**Task goal**
Copy every line of the listing below without changing anything, and leave the pictures out of your copy.

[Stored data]
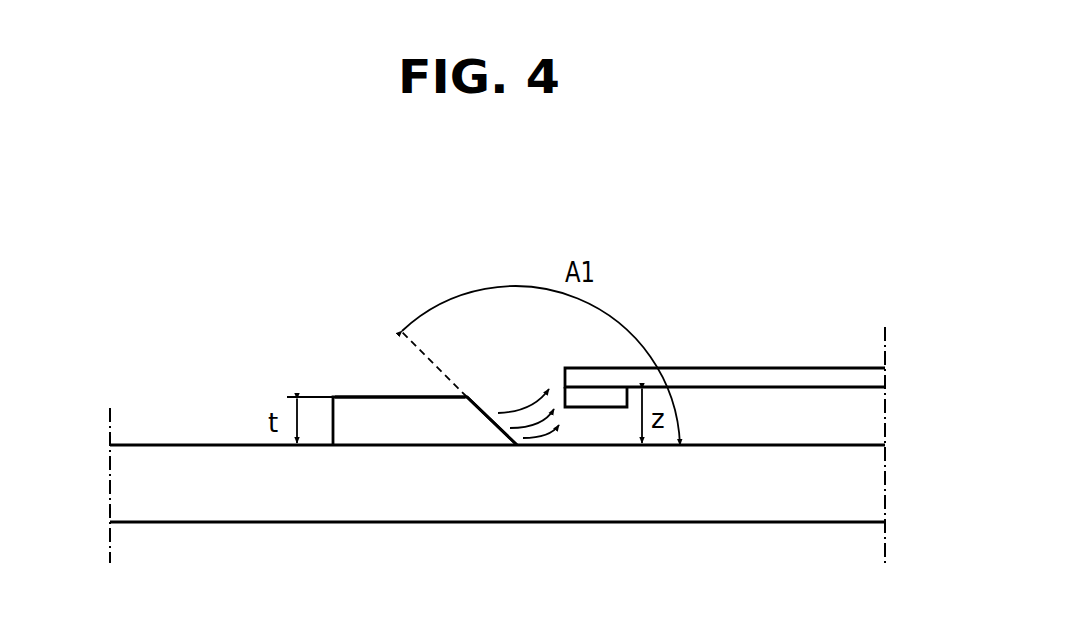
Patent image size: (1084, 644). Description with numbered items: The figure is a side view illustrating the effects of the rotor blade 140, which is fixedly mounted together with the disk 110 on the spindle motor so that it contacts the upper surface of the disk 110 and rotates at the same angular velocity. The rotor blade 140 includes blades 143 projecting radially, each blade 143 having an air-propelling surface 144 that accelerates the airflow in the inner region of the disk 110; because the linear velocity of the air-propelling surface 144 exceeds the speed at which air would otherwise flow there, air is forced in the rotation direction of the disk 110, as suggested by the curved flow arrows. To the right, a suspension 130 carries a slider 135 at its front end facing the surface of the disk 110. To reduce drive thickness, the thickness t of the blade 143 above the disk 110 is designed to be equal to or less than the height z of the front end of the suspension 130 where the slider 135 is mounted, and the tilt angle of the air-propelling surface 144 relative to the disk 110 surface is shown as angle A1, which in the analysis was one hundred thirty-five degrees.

The disk 110 is at (770, 508).
The suspension 130 is at (723, 377).
The slider 135 is at (593, 403).
The rotor blade 140 is at (312, 374).
The blade 143 is at (367, 395).
The air-propelling surface 144 is at (482, 407).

**Finished answer**
Patent image size: (1084, 644). Description with numbered items: The figure is a side view illustrating the effects of the rotor blade 140, which is fixedly mounted together with the disk 110 on the spindle motor so that it contacts the upper surface of the disk 110 and rotates at the same angular velocity. The rotor blade 140 includes blades 143 projecting radially, each blade 143 having an air-propelling surface 144 that accelerates the airflow in the inner region of the disk 110; because the linear velocity of the air-propelling surface 144 exceeds the speed at which air would otherwise flow there, air is forced in the rotation direction of the disk 110, as suggested by the curved flow arrows. To the right, a suspension 130 carries a slider 135 at its front end facing the surface of the disk 110. To reduce drive thickness, the thickness t of the blade 143 above the disk 110 is designed to be equal to or less than the height z of the front end of the suspension 130 where the slider 135 is mounted, and the tilt angle of the air-propelling surface 144 relative to the disk 110 surface is shown as angle A1, which in the analysis was one hundred thirty-five degrees.

The disk 110 is at (770, 508).
The suspension 130 is at (723, 377).
The slider 135 is at (593, 403).
The rotor blade 140 is at (312, 374).
The blade 143 is at (367, 395).
The air-propelling surface 144 is at (482, 407).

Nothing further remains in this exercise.